[What you have to do]: Please echo the records starting at the line that contains "122, 199, 136]" and ending at the line that contains "15, 331, 29]", with both of those lines included.

[Supplied material]:
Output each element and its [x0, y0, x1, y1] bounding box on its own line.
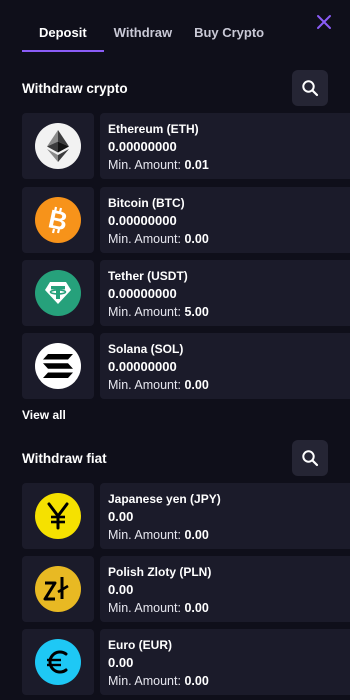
coin-name: Ethereum (ETH)	[108, 122, 199, 136]
crypto-item-sol[interactable]: Solana (SOL) 0.00000000 Min. Amount: 0.0…	[22, 333, 350, 399]
coin-balance: 0.00	[108, 509, 134, 524]
min-amount-label: Min. Amount:	[108, 158, 181, 172]
close-icon	[317, 15, 331, 29]
coin-balance: 0.00000000	[108, 139, 177, 154]
crypto-item-btc[interactable]: B Bitcoin (BTC) 0.00000000 Min. Amount: …	[22, 187, 350, 253]
coin-name: Bitcoin (BTC)	[108, 196, 185, 210]
tab-withdraw[interactable]: Withdraw	[114, 18, 172, 52]
fiat-item-jpy[interactable]: Japanese yen (JPY) 0.00 Min. Amount: 0.0…	[22, 483, 350, 549]
coin-name: Tether (USDT)	[108, 269, 188, 283]
tab-deposit[interactable]: Deposit	[22, 18, 104, 52]
min-amount-label: Min. Amount:	[108, 601, 181, 615]
coin-name: Polish Zloty (PLN)	[108, 565, 212, 579]
search-icon	[302, 80, 319, 97]
min-amount-value: 0.00	[184, 601, 209, 615]
coin-balance: 0.00	[108, 655, 134, 670]
fiat-item-pln[interactable]: Polish Zloty (PLN) 0.00 Min. Amount: 0.0…	[22, 556, 350, 622]
zloty-icon	[35, 566, 81, 612]
crypto-section-header: Withdraw crypto	[22, 70, 328, 106]
min-amount-value: 5.00	[184, 305, 209, 319]
coin-balance: 0.00000000	[108, 213, 177, 228]
min-amount-value: 0.00	[184, 378, 209, 392]
yen-icon	[35, 493, 81, 539]
fiat-item-eur[interactable]: Euro (EUR) 0.00 Min. Amount: 0.00	[22, 629, 350, 695]
min-amount-label: Min. Amount:	[108, 232, 181, 246]
min-amount-label: Min. Amount:	[108, 378, 181, 392]
coin-name: Japanese yen (JPY)	[108, 492, 221, 506]
view-all-link[interactable]: View all	[22, 408, 66, 422]
min-amount-value: 0.00	[184, 232, 209, 246]
section-title: Withdraw crypto	[22, 80, 128, 96]
min-amount-value: 0.00	[184, 528, 209, 542]
tether-icon	[35, 270, 81, 316]
crypto-item-usdt[interactable]: Tether (USDT) 0.00000000 Min. Amount: 5.…	[22, 260, 350, 326]
coin-balance: 0.00000000	[108, 359, 177, 374]
withdraw-panel: Deposit Withdraw Buy Crypto Withdraw cry…	[0, 0, 350, 700]
fiat-section-header: Withdraw fiat	[22, 440, 328, 476]
min-amount-label: Min. Amount:	[108, 305, 181, 319]
search-icon	[302, 450, 319, 467]
min-amount-label: Min. Amount:	[108, 674, 181, 688]
bitcoin-icon: B	[35, 197, 81, 243]
coin-name: Solana (SOL)	[108, 342, 184, 356]
close-button[interactable]	[314, 12, 334, 32]
min-amount-label: Min. Amount:	[108, 528, 181, 542]
tab-bar: Deposit Withdraw Buy Crypto	[22, 18, 264, 52]
euro-icon	[35, 639, 81, 685]
coin-balance: 0.00	[108, 582, 134, 597]
crypto-search-button[interactable]	[292, 70, 328, 106]
coin-name: Euro (EUR)	[108, 638, 172, 652]
min-amount-value: 0.01	[184, 158, 209, 172]
solana-icon	[35, 343, 81, 389]
tab-buy-crypto[interactable]: Buy Crypto	[194, 18, 264, 52]
crypto-item-eth[interactable]: Ethereum (ETH) 0.00000000 Min. Amount: 0…	[22, 113, 350, 179]
min-amount-value: 0.00	[184, 674, 209, 688]
fiat-search-button[interactable]	[292, 440, 328, 476]
coin-balance: 0.00000000	[108, 286, 177, 301]
section-title: Withdraw fiat	[22, 450, 107, 466]
ethereum-icon	[35, 123, 81, 169]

[Right answer]:
coin-name: Ethereum (ETH)	[108, 122, 199, 136]
crypto-item-sol[interactable]: Solana (SOL) 0.00000000 Min. Amount: 0.0…	[22, 333, 350, 399]
coin-balance: 0.00	[108, 509, 134, 524]
min-amount-label: Min. Amount:	[108, 158, 181, 172]
close-icon	[317, 15, 331, 29]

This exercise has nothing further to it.